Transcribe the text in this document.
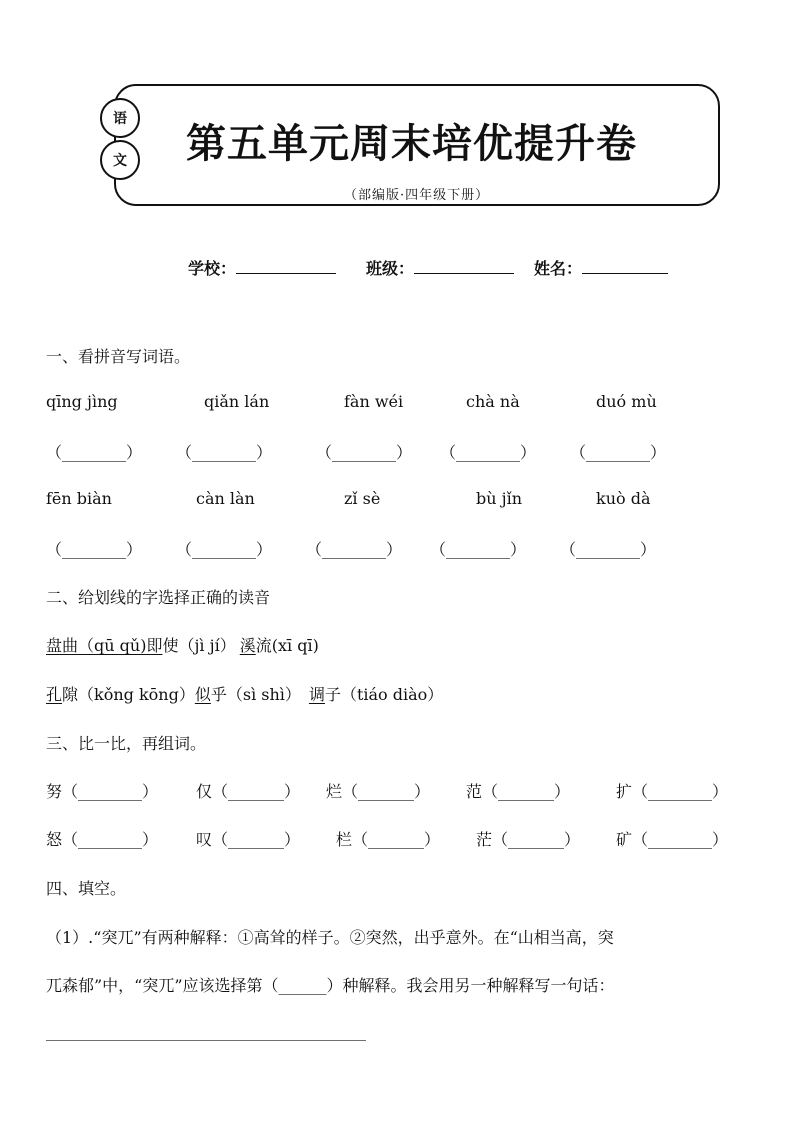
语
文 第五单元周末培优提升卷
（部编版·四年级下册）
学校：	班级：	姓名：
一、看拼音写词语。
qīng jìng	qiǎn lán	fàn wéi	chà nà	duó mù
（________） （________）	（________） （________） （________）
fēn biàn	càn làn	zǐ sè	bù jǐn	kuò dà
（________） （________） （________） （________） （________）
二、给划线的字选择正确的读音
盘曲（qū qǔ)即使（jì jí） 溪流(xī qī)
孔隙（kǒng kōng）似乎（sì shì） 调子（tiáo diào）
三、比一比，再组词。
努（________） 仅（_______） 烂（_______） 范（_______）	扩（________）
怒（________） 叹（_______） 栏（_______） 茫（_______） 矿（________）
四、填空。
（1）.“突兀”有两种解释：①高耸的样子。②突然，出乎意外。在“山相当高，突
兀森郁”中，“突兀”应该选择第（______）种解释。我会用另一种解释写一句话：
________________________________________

═══

### REQUIRED TASK
Except for the pictures, reproduce every line exactly.

### RESPONSE TO THIS EXERCISE
Transcribe the text in this document.
语
文 第五单元周末培优提升卷
（部编版·四年级下册）
学校：	班级：	姓名：
一、看拼音写词语。
qīng jìng	qiǎn lán	fàn wéi	chà nà	duó mù
（________） （________）	（________） （________） （________）
fēn biàn	càn làn	zǐ sè	bù jǐn	kuò dà
（________） （________） （________） （________） （________）
二、给划线的字选择正确的读音
盘曲（qū qǔ)即使（jì jí） 溪流(xī qī)
孔隙（kǒng kōng）似乎（sì shì） 调子（tiáo diào）
三、比一比，再组词。
努（________） 仅（_______） 烂（_______） 范（_______）	扩（________）
怒（________） 叹（_______） 栏（_______） 茫（_______） 矿（________）
四、填空。
（1）.“突兀”有两种解释：①高耸的样子。②突然，出乎意外。在“山相当高，突
兀森郁”中，“突兀”应该选择第（______）种解释。我会用另一种解释写一句话：
________________________________________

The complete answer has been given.